Saved entries
>>>
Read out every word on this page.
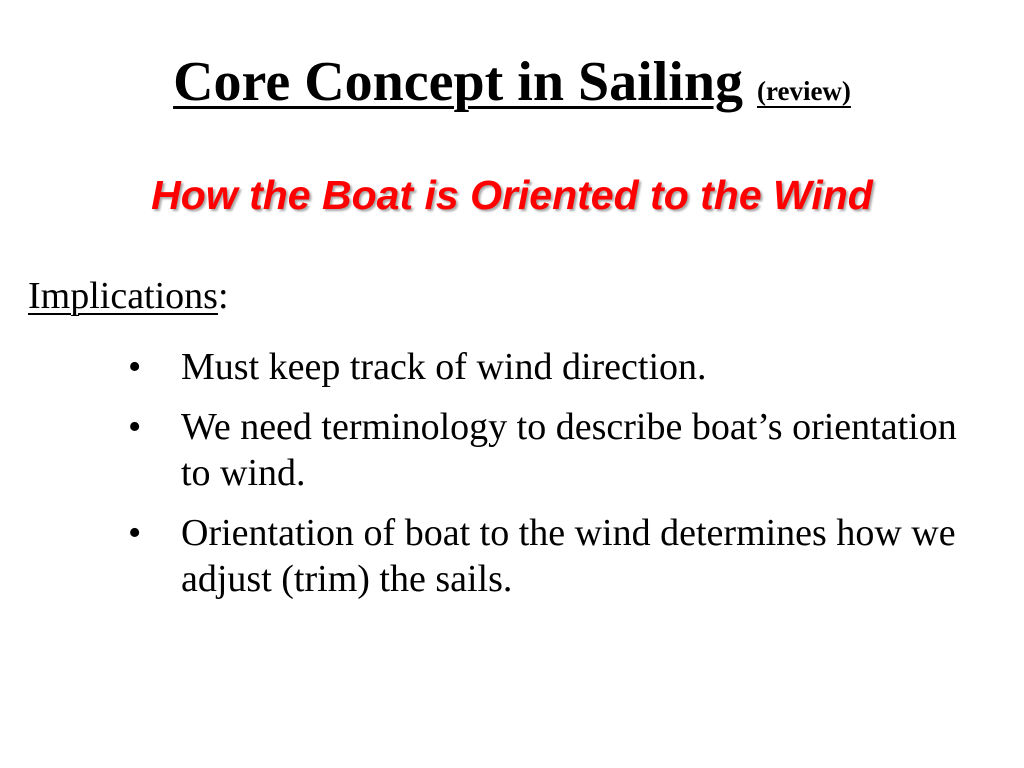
Core Concept in Sailing (review)
How the Boat is Oriented to the Wind
Implications:
•	Must keep track of wind direction.
•	We need terminology to describe boat’s orientation to wind.
•	Orientation of boat to the wind determines how we adjust (trim) the sails.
<<<
### Problem details
Reproduce each line exactly, please, except for any pictures.

### The completed task
Read out every word on this page.
Core Concept in Sailing (review)
How the Boat is Oriented to the Wind
Implications:
•	Must keep track of wind direction.
•	We need terminology to describe boat’s orientation to wind.
•	Orientation of boat to the wind determines how we adjust (trim) the sails.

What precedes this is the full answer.